RECORDS FOR THE TASK:
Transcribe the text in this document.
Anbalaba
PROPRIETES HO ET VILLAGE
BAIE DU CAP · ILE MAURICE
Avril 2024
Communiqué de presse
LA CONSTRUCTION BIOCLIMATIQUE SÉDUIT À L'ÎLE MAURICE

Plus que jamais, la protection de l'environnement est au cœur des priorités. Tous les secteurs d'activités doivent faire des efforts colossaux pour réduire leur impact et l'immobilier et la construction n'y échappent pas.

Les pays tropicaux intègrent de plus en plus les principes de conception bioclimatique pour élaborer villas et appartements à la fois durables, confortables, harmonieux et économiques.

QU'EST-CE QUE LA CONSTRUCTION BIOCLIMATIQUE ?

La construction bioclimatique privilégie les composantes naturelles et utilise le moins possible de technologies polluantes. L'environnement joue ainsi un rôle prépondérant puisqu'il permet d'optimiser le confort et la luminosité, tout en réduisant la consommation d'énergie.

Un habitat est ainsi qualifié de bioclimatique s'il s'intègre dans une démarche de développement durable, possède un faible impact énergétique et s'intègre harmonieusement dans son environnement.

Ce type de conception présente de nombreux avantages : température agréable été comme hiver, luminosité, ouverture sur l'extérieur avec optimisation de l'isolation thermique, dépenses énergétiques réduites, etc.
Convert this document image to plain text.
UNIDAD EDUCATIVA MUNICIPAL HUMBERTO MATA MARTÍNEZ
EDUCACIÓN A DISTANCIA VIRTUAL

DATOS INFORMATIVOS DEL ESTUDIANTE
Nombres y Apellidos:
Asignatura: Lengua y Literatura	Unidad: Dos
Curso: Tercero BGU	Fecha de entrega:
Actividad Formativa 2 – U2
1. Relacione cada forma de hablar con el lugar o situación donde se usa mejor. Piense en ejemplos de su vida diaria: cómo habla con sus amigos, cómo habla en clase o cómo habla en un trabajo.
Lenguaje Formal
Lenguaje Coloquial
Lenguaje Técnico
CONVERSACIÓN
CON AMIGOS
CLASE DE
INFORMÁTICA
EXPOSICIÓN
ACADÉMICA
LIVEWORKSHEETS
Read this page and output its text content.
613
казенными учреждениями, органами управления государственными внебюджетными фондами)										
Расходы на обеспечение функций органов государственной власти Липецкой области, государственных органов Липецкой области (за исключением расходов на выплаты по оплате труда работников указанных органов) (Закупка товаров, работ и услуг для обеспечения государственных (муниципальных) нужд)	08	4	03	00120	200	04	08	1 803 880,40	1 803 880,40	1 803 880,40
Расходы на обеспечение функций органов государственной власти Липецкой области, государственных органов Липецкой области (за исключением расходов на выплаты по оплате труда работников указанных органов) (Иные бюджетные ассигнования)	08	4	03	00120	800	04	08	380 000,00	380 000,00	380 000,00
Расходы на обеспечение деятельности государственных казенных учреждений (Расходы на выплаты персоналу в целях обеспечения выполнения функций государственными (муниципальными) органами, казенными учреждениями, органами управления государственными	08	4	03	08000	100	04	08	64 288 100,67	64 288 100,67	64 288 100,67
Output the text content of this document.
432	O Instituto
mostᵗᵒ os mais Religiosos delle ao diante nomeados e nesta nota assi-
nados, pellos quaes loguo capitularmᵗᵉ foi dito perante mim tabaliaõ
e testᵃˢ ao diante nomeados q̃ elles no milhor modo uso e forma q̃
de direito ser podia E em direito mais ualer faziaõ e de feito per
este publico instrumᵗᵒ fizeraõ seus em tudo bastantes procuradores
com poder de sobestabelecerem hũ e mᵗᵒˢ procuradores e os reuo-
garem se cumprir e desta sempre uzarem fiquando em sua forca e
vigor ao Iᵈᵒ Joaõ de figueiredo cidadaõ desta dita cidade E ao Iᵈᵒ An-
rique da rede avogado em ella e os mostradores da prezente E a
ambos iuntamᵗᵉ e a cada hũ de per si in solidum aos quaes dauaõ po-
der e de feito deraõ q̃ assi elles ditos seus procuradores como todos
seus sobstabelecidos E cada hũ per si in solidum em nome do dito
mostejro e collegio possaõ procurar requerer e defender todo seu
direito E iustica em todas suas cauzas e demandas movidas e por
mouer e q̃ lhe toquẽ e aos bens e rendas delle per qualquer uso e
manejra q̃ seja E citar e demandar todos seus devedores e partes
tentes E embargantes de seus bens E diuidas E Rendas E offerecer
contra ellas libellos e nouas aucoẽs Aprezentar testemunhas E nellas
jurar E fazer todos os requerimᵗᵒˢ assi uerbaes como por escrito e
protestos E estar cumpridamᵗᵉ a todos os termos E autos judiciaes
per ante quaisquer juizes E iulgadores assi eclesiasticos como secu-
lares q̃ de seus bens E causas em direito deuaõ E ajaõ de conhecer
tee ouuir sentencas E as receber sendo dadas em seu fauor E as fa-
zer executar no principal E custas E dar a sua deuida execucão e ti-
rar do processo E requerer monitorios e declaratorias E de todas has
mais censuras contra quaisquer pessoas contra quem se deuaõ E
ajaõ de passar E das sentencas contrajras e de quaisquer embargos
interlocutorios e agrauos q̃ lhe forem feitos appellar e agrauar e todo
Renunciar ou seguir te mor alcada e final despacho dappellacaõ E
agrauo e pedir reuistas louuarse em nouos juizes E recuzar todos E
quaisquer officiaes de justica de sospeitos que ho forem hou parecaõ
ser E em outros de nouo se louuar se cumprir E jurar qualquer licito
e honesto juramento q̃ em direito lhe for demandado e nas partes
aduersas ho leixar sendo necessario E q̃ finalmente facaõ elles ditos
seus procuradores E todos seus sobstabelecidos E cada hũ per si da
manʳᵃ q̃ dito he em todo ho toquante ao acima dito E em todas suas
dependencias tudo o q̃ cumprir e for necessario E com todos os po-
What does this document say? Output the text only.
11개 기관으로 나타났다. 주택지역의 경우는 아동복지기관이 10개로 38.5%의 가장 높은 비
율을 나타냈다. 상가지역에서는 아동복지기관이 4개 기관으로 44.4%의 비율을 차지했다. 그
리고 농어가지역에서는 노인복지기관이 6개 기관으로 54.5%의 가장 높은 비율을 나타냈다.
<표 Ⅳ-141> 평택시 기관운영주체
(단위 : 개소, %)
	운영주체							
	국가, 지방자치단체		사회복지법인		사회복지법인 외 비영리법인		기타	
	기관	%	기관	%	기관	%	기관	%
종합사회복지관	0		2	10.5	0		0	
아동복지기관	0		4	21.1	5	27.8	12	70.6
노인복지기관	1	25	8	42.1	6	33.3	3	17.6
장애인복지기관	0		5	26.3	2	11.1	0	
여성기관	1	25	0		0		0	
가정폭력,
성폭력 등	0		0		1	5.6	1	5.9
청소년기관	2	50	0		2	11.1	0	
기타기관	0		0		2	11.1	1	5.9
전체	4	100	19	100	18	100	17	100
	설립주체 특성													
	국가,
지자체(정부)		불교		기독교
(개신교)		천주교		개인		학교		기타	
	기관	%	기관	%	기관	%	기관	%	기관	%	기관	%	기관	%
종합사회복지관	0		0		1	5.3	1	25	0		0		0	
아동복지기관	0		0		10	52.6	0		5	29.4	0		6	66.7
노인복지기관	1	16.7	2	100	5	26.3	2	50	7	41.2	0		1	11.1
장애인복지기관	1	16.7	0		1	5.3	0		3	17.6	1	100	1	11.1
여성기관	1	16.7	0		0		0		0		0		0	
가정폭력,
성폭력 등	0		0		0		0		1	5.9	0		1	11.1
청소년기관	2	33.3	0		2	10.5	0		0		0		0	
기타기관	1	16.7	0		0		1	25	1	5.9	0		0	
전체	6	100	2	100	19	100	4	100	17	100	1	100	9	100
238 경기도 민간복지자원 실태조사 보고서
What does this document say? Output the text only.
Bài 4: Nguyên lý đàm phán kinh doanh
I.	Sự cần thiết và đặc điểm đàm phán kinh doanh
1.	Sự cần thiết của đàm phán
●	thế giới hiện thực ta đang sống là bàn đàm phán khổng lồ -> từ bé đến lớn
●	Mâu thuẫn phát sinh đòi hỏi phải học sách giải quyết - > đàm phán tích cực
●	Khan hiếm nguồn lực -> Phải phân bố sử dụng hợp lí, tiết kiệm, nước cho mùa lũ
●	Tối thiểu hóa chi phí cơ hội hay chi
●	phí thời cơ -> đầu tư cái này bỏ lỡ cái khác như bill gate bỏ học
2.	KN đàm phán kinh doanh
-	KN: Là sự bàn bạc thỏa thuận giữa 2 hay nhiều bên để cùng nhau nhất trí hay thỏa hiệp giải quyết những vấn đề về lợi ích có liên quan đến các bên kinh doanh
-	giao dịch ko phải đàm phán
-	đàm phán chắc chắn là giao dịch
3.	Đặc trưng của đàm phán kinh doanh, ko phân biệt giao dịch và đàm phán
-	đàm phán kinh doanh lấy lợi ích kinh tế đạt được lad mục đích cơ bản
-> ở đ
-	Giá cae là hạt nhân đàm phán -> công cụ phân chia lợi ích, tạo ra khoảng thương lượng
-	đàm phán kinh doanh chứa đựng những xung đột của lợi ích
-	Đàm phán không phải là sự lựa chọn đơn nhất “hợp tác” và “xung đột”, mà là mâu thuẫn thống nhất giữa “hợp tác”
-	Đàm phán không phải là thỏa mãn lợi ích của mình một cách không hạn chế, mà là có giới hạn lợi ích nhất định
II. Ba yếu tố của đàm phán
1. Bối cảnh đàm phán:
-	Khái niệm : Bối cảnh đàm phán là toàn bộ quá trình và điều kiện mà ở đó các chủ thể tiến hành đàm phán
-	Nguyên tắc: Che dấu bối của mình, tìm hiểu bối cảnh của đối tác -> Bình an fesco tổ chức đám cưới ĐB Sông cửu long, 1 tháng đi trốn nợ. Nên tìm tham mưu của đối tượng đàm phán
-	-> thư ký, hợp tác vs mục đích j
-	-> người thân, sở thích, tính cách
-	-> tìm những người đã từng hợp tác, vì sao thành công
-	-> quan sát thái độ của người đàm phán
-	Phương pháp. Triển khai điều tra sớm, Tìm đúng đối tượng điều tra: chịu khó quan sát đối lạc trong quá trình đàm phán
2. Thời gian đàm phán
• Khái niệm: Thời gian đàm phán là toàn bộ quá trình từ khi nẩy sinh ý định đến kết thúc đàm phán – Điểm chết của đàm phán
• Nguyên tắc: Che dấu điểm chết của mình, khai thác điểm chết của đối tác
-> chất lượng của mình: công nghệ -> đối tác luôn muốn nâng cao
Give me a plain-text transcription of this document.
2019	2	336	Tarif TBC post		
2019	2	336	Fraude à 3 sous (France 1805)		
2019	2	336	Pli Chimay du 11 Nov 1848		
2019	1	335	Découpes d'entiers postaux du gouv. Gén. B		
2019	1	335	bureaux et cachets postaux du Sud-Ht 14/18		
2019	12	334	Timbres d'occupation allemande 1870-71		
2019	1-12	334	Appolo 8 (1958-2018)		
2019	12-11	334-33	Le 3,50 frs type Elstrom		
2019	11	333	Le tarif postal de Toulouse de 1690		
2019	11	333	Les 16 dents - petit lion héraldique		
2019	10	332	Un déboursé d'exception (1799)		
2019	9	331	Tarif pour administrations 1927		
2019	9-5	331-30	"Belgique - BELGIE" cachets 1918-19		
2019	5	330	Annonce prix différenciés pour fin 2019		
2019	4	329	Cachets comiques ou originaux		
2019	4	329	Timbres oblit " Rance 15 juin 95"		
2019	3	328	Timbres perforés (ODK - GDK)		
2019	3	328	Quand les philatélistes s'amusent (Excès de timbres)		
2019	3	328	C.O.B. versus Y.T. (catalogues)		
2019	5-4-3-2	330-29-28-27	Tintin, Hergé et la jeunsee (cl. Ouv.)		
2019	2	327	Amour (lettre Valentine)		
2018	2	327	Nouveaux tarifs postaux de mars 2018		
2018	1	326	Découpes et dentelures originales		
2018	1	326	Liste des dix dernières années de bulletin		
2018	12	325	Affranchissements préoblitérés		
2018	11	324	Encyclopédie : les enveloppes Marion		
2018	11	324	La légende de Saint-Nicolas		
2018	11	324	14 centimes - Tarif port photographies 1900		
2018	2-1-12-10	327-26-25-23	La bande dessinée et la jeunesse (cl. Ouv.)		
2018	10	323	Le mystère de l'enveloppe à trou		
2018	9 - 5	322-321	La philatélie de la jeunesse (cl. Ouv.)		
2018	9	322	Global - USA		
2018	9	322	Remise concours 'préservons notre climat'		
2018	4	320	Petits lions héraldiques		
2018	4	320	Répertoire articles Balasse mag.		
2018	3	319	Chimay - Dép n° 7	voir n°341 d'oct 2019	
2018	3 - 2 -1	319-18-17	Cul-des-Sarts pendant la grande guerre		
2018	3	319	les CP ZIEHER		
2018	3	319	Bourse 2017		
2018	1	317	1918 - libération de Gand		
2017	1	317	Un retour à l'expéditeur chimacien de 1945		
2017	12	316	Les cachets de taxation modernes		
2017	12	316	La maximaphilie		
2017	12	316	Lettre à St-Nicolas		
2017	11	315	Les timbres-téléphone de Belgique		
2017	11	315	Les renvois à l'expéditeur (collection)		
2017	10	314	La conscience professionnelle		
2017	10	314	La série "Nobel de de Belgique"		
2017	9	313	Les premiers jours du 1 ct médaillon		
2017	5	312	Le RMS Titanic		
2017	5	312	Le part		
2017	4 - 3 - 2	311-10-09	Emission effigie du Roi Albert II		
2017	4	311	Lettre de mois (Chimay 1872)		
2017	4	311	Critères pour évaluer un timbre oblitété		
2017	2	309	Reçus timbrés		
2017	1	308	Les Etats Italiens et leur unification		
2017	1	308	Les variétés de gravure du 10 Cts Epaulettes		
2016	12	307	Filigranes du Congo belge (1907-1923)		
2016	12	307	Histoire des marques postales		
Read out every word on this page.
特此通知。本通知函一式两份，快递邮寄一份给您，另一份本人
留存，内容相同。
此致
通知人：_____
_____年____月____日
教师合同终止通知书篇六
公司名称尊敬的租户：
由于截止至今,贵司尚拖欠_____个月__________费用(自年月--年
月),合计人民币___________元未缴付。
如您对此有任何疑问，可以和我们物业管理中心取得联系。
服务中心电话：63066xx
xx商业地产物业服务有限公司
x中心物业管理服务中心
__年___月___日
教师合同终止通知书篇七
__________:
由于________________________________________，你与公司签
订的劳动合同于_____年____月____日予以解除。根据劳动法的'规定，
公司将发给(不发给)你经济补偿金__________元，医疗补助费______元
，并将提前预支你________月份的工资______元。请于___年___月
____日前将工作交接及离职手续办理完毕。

SET TASK:
Which lines above contain the word "gian"? Copy each of them.

THE RESULT:
2. Thời gian đàm phán
• Khái niệm: Thời gian đàm phán là toàn bộ quá trình từ khi nẩy sinh ý định đến kết thúc đàm phán – Điểm chết của đàm phán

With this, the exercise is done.